• [Task instructions] Identify the lines that contain the word "ποτὲ" and copy each one.

-------

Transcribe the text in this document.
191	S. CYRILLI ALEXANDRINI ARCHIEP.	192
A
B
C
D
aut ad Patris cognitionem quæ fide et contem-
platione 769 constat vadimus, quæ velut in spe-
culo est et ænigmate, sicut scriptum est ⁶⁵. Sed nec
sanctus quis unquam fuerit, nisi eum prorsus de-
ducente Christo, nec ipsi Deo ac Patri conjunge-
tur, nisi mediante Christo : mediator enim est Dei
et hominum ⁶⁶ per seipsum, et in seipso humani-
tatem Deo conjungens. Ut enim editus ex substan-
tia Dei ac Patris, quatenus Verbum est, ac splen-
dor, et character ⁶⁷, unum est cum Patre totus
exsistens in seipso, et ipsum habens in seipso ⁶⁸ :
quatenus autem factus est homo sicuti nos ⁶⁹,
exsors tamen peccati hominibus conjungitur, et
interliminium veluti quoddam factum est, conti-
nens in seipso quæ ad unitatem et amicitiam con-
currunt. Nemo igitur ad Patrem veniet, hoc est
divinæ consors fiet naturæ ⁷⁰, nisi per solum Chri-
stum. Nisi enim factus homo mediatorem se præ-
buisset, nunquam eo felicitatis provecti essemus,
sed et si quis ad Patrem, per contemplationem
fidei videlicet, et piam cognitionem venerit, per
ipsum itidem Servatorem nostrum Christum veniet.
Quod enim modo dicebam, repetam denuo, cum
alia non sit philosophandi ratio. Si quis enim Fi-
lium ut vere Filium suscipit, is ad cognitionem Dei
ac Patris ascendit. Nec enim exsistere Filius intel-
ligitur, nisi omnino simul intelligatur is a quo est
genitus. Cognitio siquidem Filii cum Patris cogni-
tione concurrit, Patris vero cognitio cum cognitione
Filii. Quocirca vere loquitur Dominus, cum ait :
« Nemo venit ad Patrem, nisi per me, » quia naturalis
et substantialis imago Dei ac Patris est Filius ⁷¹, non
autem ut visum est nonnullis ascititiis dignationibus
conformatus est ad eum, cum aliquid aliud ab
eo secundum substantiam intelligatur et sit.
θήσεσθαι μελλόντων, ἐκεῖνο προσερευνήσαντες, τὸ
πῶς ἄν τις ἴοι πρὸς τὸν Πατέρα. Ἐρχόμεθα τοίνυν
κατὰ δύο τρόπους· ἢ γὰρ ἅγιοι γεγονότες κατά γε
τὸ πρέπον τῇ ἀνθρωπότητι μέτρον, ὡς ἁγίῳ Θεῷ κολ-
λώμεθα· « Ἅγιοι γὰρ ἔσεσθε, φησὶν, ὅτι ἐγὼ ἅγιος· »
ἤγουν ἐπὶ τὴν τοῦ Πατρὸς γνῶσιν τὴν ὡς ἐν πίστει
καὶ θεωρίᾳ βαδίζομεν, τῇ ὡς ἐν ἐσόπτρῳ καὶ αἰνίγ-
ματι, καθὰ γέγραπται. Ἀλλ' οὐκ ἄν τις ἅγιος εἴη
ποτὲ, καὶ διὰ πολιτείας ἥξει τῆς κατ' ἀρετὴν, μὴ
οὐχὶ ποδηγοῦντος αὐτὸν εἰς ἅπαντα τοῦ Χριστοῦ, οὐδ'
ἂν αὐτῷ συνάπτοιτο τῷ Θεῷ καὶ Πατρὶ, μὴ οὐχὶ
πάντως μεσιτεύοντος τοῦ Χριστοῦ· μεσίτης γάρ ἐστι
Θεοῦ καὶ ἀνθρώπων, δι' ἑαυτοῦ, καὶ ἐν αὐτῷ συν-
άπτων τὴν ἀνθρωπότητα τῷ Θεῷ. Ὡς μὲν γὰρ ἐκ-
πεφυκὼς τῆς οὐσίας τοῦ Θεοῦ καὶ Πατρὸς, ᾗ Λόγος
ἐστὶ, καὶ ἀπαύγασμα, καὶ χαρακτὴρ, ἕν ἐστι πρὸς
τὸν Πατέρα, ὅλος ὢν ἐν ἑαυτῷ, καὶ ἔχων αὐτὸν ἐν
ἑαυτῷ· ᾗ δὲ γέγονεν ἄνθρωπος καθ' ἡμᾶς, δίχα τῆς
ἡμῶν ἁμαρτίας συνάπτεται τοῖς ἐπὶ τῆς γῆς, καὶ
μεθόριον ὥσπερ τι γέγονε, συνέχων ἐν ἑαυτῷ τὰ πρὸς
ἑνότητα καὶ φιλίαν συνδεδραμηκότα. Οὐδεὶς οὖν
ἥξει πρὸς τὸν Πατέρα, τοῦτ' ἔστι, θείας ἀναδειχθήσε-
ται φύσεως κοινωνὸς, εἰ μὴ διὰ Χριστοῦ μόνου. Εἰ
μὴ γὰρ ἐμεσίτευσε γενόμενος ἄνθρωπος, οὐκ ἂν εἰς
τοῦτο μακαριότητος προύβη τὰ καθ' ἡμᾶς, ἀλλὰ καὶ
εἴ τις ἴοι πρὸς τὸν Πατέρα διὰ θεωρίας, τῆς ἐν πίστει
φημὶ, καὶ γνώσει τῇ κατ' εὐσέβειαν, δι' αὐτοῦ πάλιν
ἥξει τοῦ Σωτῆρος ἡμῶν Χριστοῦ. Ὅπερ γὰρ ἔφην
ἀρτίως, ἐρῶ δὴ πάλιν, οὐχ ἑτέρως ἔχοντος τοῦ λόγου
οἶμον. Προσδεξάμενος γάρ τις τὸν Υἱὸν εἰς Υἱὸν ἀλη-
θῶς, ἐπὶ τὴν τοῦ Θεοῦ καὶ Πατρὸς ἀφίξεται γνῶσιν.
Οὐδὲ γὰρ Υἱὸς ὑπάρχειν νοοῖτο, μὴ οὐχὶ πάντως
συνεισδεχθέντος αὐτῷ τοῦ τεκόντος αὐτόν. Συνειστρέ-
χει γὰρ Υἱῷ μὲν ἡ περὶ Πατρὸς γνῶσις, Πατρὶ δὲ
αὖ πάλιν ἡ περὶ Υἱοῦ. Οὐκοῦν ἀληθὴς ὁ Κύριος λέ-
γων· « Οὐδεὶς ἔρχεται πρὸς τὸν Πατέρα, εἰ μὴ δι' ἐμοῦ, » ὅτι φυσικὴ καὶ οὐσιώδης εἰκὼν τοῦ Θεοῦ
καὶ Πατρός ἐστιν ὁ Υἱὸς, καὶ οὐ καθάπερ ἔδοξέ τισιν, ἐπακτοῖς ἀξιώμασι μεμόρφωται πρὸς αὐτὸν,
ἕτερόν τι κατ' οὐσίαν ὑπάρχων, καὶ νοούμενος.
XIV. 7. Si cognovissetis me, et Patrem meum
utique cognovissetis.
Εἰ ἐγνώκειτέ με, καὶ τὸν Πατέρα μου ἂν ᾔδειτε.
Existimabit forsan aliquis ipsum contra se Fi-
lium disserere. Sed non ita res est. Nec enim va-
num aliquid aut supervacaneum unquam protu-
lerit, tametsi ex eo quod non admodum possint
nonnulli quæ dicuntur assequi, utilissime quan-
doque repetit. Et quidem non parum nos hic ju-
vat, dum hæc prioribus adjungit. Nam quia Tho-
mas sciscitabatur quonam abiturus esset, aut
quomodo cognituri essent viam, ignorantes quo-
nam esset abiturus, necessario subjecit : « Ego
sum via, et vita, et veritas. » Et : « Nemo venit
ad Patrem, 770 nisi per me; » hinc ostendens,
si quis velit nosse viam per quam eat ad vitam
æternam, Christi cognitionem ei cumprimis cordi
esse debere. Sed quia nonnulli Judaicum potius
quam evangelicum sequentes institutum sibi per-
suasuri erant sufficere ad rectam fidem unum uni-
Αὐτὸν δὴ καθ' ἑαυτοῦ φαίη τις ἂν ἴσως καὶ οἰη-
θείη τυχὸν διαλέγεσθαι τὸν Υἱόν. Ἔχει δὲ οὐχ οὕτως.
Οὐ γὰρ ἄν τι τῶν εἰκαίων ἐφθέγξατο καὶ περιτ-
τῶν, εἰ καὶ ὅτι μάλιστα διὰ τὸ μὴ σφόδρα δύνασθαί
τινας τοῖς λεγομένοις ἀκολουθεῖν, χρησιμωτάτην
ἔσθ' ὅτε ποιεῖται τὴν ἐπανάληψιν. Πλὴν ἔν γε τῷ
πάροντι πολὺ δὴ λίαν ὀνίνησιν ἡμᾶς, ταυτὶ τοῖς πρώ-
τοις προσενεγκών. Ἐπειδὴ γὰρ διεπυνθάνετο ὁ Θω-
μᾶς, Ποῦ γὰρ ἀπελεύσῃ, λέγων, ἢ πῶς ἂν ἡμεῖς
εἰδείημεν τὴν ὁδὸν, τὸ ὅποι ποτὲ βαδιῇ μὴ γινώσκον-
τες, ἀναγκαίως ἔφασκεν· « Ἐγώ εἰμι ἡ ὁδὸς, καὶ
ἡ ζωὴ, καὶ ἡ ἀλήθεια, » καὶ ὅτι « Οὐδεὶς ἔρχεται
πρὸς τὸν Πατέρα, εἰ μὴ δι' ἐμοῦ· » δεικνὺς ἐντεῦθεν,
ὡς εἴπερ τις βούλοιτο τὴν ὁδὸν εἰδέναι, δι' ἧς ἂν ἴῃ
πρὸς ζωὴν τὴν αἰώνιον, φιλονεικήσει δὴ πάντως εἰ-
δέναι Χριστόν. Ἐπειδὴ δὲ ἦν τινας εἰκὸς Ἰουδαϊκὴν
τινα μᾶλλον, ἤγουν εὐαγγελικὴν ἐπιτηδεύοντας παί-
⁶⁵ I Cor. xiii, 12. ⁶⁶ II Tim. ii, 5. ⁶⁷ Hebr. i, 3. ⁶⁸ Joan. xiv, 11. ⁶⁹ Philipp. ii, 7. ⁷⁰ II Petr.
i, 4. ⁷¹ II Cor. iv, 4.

-------

• [The response]
ποτὲ, καὶ διὰ πολιτείας ἥξει τῆς κατ' ἀρετὴν, μὴ
εἰδείημεν τὴν ὁδὸν, τὸ ὅποι ποτὲ βαδιῇ μὴ γινώσκον-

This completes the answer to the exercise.